      No tribunal racional de nossas mentes, pergunto quem seria o culpado nessa pequena fábula. Esopo, talvez, culparia a inocência da lebre. Contaminada pela alegria, fez-se surda e cega ao mundo perigoso a seu redor, optando inconscientemente por ser uma vulnerável presa. Poe, deliciaria seu paladar comentando a beleza do lobo  que provoca a morte, certeza única da vida. Como mensageiro macabro, nada mais fez do que cumprir seu papel. Darwin, diria que a natureza tomou seu curso, seu processo natural, e que a ninguém cabe realmente contestar suas escolhas. A lebre morreu para que o lobo vivesse. O lobo em breve morrerá para que algo possa perpetuar seu reino de terror assassino. Seria Darwin, então, um bom amante?
      É um aparente salto incoerente perguntar tal coisa, sou ciente disso. O que busco, no entanto, é esclarecer o quanto a vida amorosa fracassada é similar à cena que descrevi. Certas vezes somos a lebre, a infeliz Eurídice, cegos por encantos de sereias que só nós podemos ouvir. Também somos capazes da frieza do lobo, cruel Tânatos, bebericando da garganta pulsante em prol do capricho maior da sede. Mas o Amor, jovem serelepe, é a Natureza. Creio nele não como um grande arquiteto de sonhos e planos trabalhosos, mas como Safo o fez, o “tecelão de mitos”. Suas tramas são inocentemente cerzidas a cada moral que devemos aprender. Os que aprendem, continuam vivos. Os que não conseguem ouvir, são largados à morte psíquica.
      Obviamente, alguns surdos sobrevivem, arrastando seus corpos feridos pela neve… Mas a surdez voluntária faz com que o inverno sopre suas almas ao Tártaro, ou simplesmente traga outro lobo para fazer-lhes companhia. E os lobos? Ora, os lobos são presas também, assim como as lebres podem ser predadoras. De forma alguma congelo os moldes e peço a cada um de vocês uma identificação de suas tendências passivas ou ativas com as personagens de meu texto. Se assim o fizeram até aqui, caminhamos de forma errada. Então, ordeno que parem e que iniciem novamente a leitura. Escorregamos diariamente por entre os dois papéis.
      O tempo fez com que nos acostumássemos com os arquétipos. A vida, creio eu, é inerente a eles, claro!, mas também é palpável. Lineu fez um maravilhoso trabalho de Medusa, petrificando cada ser e categorizando-os na eternidade. Involuntariamente repetimos seu trabalho, esquecendo da mutabilidade da vida e dos aspectos adaptáveis de sua fluidez. Os seres são capazes de adaptar comportamentos e tal característica engendra uma “polivalência” suficiente para romper os padrões científicos rotuladores. Aí reside o grande truque irônico do Amor: crueldade constante para os que insistem na imutabilidade, novos caminhos para os que aderem aos genes as mutações naturais.

──────────────────────────────

# INSTRUÇÃO DE TRABALHO
Responda às perguntas a seguir com base no trecho para leitura.
1. O que Darwin diria sobre a morte da lebre?
2. Seguindo Safo, como o Amor é descrito?
3. Que trabalho Lineu fez, segundo o texto?

# DADOS ARMAZENADOS
──────────────────────────────

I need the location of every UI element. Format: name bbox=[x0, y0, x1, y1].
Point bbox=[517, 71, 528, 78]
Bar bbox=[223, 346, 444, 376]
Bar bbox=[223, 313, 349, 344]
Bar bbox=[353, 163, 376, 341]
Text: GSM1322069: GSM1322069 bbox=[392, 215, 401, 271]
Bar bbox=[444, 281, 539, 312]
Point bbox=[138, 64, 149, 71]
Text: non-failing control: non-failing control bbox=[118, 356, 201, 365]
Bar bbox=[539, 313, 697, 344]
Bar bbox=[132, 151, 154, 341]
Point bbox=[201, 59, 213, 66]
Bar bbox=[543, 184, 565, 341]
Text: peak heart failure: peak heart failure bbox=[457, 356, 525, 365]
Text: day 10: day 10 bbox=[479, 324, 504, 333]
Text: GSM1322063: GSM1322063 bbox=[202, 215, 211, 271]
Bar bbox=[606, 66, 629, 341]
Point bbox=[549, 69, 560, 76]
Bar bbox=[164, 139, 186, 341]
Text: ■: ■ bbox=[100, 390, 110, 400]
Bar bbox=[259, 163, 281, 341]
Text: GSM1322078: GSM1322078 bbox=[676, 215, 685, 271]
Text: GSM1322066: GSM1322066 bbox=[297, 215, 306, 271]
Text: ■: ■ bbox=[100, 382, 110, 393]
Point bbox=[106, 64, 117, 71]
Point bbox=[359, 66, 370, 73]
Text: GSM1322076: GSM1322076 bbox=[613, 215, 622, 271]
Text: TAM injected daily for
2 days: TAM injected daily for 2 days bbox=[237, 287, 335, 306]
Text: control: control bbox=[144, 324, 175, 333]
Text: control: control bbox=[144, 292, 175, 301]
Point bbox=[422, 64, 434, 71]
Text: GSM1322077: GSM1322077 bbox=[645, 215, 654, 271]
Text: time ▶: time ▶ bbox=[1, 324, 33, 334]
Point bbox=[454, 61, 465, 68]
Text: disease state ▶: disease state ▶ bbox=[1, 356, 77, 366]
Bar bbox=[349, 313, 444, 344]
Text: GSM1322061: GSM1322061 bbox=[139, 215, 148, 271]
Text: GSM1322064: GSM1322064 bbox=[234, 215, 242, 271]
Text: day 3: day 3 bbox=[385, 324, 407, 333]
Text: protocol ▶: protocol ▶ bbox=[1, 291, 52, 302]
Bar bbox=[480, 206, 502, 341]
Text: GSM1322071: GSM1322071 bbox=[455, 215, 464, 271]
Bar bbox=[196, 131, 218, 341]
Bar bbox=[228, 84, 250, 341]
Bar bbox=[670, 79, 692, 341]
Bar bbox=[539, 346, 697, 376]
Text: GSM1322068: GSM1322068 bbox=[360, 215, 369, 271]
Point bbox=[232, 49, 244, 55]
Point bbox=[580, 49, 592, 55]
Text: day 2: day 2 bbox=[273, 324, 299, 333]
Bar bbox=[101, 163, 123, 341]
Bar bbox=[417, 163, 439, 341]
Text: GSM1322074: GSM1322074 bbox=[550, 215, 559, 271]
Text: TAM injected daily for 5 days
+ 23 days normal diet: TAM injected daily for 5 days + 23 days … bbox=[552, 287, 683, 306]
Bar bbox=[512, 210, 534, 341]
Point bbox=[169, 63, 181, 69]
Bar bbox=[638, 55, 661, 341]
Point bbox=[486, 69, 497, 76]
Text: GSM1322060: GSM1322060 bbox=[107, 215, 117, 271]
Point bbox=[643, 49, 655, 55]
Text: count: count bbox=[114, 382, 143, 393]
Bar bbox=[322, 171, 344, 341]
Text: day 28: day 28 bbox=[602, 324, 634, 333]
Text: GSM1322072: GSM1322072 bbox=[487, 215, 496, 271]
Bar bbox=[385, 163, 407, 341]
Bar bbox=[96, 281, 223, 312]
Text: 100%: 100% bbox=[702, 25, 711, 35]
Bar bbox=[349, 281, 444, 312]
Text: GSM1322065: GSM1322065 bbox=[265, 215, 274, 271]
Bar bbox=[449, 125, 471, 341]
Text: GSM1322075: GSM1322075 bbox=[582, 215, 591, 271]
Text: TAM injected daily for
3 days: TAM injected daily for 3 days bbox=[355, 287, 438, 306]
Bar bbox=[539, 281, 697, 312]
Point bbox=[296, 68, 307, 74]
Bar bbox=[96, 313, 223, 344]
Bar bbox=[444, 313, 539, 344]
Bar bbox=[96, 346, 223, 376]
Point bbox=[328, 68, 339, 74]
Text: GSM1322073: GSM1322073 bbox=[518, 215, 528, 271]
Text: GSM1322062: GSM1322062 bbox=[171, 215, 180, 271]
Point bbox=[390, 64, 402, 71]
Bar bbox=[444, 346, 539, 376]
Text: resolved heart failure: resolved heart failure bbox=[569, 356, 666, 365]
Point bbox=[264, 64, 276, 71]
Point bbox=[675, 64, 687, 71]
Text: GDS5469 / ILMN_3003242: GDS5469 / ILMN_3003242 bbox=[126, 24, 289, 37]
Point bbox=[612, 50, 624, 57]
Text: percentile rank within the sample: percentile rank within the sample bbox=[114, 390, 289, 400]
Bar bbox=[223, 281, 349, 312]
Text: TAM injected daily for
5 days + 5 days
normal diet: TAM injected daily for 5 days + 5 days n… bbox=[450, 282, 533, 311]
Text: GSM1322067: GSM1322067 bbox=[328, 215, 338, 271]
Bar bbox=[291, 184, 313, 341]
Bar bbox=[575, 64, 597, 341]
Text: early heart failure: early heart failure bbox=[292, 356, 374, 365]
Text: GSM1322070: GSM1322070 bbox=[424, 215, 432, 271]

──────────────────────────────

# RESPOSTA AO PROBLEMA
1. Que a natureza tomou seu curso, seu processo natural, e que a ninguém cabe realmente contestar suas escolhas.
2. Como o "tecelão de mitos".
3. Um trabalho de Medusa: petrificou cada ser e categorizou-os na eternidade.